> WHAT YOU HAVE TO DO
For the data below, report the number of lines that contain the string "улица" and nothing else.

--- begin DATA ENTRIES ---

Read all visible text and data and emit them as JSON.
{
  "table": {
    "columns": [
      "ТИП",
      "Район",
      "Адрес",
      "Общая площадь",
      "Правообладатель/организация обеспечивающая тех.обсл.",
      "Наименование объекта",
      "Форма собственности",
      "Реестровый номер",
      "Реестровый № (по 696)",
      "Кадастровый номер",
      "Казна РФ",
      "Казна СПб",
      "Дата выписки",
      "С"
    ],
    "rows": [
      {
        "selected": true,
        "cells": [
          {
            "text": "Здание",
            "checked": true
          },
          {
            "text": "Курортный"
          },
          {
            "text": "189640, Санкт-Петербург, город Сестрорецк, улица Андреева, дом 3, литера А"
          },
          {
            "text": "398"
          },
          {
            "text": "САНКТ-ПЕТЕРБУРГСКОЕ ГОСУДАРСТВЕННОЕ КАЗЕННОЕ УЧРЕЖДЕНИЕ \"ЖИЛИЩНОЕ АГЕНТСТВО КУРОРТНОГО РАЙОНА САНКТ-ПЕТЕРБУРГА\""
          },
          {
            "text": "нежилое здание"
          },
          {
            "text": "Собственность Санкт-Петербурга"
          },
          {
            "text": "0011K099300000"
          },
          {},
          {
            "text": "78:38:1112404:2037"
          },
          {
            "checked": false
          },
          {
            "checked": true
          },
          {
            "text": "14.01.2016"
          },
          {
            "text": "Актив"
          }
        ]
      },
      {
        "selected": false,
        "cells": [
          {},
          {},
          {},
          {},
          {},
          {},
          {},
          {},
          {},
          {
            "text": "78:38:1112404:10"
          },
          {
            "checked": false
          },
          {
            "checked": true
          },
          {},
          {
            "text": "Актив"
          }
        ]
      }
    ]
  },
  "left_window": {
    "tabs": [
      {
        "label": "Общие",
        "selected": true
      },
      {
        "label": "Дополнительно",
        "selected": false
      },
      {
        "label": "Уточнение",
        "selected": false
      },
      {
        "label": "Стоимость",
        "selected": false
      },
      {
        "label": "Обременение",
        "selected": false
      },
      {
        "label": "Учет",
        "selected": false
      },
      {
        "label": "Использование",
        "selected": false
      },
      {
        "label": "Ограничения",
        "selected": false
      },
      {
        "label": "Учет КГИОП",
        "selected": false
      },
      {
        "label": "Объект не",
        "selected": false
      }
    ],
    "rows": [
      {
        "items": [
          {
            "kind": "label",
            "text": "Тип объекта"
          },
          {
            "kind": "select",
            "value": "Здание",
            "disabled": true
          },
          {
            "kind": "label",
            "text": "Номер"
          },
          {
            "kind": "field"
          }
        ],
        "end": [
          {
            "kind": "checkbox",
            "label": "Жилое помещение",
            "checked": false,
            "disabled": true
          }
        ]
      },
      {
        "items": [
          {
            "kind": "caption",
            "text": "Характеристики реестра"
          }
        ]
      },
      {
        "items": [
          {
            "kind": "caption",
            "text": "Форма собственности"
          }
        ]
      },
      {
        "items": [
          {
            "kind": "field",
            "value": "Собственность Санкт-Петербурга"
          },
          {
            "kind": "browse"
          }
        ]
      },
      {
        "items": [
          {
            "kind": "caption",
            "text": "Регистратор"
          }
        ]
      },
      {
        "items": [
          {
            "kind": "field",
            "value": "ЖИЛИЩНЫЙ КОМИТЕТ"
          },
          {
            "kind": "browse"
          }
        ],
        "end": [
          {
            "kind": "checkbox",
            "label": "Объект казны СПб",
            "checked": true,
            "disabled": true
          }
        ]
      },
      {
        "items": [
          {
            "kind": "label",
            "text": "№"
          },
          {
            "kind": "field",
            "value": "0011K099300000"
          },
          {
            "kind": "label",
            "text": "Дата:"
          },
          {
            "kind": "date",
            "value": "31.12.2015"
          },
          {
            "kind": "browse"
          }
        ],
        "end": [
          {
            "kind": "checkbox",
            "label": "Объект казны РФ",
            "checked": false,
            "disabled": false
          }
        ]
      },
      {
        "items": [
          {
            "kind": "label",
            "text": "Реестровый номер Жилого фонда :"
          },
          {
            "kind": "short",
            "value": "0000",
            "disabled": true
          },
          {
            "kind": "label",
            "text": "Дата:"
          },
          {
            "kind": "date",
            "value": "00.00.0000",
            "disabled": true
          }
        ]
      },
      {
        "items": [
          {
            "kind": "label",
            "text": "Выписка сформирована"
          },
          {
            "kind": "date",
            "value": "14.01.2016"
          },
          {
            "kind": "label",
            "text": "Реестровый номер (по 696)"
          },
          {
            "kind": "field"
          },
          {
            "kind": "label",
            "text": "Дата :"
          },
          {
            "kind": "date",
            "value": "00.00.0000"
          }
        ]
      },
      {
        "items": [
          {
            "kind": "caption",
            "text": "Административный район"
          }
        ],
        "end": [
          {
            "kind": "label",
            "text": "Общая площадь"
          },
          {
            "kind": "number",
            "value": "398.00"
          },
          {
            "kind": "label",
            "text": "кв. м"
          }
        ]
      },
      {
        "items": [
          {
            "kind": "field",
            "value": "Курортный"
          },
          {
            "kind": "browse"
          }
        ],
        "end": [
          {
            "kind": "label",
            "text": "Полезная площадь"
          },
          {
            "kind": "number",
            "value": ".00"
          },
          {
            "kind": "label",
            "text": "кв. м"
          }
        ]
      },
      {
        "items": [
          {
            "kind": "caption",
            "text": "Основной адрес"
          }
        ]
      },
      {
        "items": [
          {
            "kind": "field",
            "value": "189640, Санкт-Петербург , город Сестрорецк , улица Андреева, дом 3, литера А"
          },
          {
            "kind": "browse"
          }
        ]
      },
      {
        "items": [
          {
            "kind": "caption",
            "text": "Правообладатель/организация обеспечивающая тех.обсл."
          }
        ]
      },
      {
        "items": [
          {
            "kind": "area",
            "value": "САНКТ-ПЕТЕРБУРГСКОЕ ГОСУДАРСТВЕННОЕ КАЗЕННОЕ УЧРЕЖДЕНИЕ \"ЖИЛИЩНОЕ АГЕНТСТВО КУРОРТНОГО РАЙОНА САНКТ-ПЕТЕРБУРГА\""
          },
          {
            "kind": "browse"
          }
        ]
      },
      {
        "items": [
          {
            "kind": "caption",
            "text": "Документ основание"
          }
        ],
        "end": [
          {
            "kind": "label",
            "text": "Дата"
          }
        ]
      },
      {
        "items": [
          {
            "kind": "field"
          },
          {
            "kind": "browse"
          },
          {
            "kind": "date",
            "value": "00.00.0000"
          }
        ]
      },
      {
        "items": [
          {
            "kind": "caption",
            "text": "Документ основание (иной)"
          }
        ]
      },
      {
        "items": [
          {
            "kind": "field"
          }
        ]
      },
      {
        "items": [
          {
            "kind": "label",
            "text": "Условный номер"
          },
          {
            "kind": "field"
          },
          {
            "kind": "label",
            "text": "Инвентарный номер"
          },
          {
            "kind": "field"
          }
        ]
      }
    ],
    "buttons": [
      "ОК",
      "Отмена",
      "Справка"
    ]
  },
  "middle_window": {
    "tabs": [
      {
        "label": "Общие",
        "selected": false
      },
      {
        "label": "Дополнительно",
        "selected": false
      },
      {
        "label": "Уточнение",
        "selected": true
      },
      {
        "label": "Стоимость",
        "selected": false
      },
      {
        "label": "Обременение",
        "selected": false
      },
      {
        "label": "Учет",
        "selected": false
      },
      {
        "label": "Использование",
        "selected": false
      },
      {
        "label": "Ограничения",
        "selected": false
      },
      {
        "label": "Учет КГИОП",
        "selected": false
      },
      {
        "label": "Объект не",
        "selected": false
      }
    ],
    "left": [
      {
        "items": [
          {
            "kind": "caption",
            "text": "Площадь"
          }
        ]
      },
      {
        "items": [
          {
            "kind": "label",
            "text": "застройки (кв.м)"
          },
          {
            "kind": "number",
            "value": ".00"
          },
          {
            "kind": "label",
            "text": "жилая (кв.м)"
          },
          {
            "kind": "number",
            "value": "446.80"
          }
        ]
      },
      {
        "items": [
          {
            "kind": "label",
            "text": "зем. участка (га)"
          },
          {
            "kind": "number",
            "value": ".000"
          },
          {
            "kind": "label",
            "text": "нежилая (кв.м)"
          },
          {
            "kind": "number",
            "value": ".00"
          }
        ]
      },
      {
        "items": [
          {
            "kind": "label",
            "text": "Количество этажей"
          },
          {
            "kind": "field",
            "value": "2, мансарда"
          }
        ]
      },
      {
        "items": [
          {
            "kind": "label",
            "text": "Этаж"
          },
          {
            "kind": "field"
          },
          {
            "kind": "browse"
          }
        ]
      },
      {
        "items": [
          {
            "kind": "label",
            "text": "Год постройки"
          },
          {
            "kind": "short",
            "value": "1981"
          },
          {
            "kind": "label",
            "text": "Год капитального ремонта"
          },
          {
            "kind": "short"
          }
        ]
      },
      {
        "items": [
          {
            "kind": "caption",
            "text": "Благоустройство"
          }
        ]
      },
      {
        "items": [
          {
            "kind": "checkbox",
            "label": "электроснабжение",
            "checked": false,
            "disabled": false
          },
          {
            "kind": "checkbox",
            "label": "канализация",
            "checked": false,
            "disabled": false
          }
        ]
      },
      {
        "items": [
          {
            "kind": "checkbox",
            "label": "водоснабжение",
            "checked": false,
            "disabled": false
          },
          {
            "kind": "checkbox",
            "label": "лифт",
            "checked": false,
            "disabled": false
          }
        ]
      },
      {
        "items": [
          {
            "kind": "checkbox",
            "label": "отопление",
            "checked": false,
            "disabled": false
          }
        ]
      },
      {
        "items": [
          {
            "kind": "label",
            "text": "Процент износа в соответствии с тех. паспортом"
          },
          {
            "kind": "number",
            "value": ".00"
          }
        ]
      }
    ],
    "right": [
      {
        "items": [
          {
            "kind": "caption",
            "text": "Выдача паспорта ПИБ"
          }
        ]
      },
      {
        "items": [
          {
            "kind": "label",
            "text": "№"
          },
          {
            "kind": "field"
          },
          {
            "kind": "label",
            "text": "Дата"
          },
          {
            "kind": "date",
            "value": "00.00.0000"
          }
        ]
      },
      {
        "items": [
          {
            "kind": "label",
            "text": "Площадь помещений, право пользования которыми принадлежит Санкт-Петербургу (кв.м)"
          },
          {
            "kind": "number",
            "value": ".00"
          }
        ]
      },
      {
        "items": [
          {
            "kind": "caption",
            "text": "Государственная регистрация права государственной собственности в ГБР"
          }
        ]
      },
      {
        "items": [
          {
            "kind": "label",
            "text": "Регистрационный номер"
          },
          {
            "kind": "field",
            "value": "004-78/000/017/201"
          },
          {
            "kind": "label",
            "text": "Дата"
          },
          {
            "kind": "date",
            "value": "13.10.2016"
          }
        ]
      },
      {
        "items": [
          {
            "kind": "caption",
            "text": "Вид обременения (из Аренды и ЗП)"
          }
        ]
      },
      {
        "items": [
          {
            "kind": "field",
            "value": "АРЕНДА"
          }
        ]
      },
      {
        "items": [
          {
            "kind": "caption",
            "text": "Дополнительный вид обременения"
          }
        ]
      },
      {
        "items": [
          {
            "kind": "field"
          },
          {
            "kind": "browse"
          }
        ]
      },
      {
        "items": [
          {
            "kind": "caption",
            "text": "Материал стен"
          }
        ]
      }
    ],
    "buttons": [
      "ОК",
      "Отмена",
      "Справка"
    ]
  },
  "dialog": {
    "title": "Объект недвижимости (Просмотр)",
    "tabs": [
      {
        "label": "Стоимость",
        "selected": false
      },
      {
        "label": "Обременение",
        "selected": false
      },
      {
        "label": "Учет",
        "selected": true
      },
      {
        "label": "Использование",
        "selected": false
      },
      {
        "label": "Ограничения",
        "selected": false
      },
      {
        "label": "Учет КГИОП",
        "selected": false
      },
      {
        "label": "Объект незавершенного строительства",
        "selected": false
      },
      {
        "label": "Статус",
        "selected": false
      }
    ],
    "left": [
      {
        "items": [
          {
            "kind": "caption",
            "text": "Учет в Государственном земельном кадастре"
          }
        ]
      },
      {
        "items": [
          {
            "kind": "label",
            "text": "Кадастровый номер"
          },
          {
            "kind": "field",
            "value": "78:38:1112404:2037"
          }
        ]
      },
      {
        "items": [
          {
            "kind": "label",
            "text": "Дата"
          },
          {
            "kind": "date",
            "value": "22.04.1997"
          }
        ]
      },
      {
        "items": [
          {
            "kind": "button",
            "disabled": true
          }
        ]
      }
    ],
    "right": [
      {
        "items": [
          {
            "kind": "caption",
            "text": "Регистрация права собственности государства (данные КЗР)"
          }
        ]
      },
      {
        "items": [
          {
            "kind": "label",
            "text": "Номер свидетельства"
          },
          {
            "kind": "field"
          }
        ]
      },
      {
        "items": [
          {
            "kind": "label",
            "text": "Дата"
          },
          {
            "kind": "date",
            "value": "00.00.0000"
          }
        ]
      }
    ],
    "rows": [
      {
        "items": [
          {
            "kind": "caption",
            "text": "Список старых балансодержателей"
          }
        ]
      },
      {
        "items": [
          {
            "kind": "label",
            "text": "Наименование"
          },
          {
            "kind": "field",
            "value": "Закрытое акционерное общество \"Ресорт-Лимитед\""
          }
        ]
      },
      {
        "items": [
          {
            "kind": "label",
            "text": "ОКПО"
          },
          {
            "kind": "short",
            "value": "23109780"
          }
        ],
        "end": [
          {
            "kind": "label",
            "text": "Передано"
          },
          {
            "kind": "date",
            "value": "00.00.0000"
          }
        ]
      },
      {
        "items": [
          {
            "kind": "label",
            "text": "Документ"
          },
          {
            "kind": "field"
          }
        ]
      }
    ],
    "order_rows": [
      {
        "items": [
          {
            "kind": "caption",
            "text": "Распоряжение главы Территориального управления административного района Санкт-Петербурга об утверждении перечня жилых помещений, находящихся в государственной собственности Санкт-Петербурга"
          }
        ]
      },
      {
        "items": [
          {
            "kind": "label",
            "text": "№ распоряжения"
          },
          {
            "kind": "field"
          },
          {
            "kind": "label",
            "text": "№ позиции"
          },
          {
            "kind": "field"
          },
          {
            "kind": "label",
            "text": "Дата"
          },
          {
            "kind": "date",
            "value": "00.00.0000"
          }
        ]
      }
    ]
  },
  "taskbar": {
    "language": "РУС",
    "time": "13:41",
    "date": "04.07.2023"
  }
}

--- end DATA ENTRIES ---

> FINISHED TASK
2